▶ EXERCISE:
Some lines of these records may hold the word "collapse"; state how many, using only the number.

▶ RECORDED DATA:

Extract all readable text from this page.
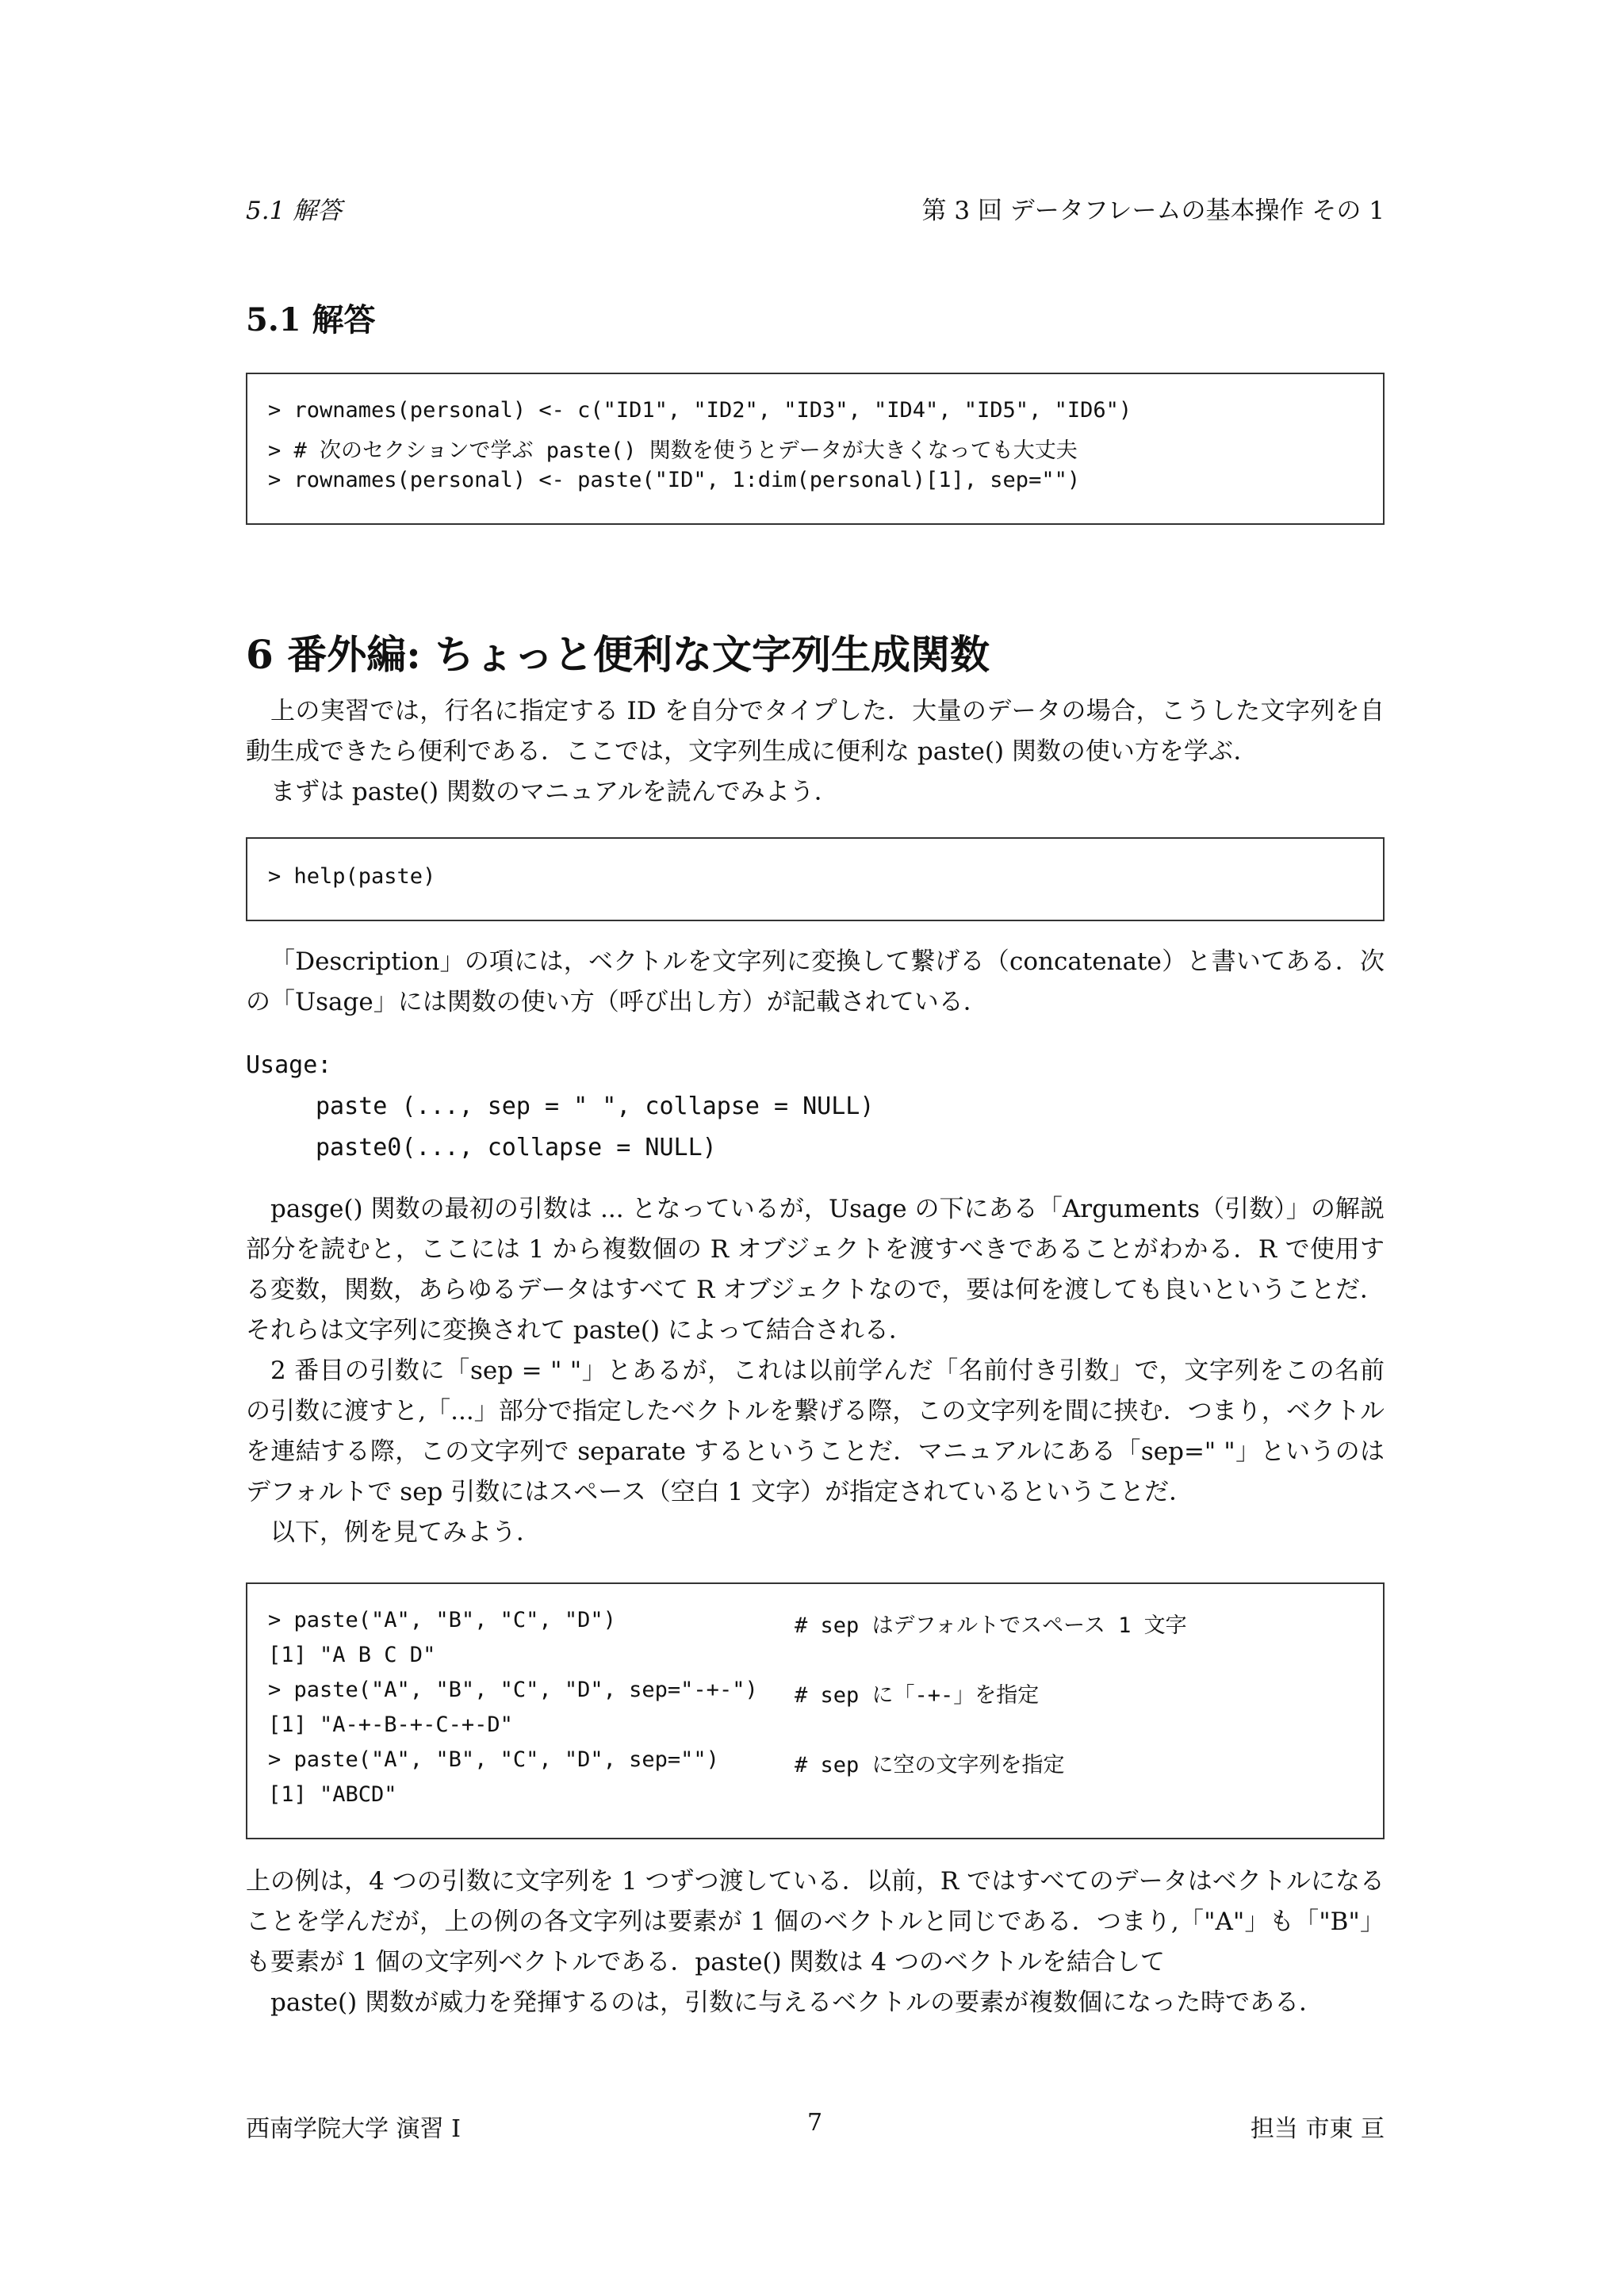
5.1 解答	第 3 回 データフレームの基本操作 その 1
5.1 解答
> rownames(personal) <- c("ID1", "ID2", "ID3", "ID4", "ID5", "ID6")
> # 次のセクションで学ぶ paste() 関数を使うとデータが大きくなっても大丈夫
> rownames(personal) <- paste("ID", 1:dim(personal)[1], sep="")
6 番外編: ちょっと便利な文字列生成関数

上の実習では，行名に指定する ID を自分でタイプした．大量のデータの場合，こうした文字列を自動生成できたら便利である．ここでは，文字列生成に便利な paste() 関数の使い方を学ぶ．

まずは paste() 関数のマニュアルを読んでみよう．

> help(paste)

「Description」の項には，ベクトルを文字列に変換して繋げる（concatenate）と書いてある．次の「Usage」には関数の使い方（呼び出し方）が記載されている．

Usage:
paste (..., sep = " ", collapse = NULL)
paste0(..., collapse = NULL)

pasge() 関数の最初の引数は ... となっているが，Usage の下にある「Arguments（引数）」の解説部分を読むと，ここには 1 から複数個の R オブジェクトを渡すべきであることがわかる．R で使用する変数，関数，あらゆるデータはすべて R オブジェクトなので，要は何を渡しても良いということだ．それらは文字列に変換されて paste() によって結合される．

2 番目の引数に「sep = " "」とあるが，これは以前学んだ「名前付き引数」で，文字列をこの名前の引数に渡すと,「...」部分で指定したベクトルを繋げる際，この文字列を間に挟む．つまり，ベクトルを連結する際，この文字列で separate するということだ．マニュアルにある「sep=" "」というのはデフォルトで sep 引数にはスペース（空白 1 文字）が指定されているということだ．

以下，例を見てみよう．

> paste("A", "B", "C", "D")	# sep はデフォルトでスペース 1 文字
[1] "A B C D"
> paste("A", "B", "C", "D", sep="-+-") # sep に「-+-」を指定
[1] "A-+-B-+-C-+-D"
> paste("A", "B", "C", "D", sep="")	# sep に空の文字列を指定
[1] "ABCD"

上の例は，4 つの引数に文字列を 1 つずつ渡している．以前，R ではすべてのデータはベクトルになることを学んだが，上の例の各文字列は要素が 1 個のベクトルと同じである．つまり,「"A"」も「"B"」も要素が 1 個の文字列ベクトルである．paste() 関数は 4 つのベクトルを結合して

paste() 関数が威力を発揮するのは，引数に与えるベクトルの要素が複数個になった時である．

西南学院大学 演習 I	7	担当 市東 亘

▶ EXERCISE SOLUTION:
2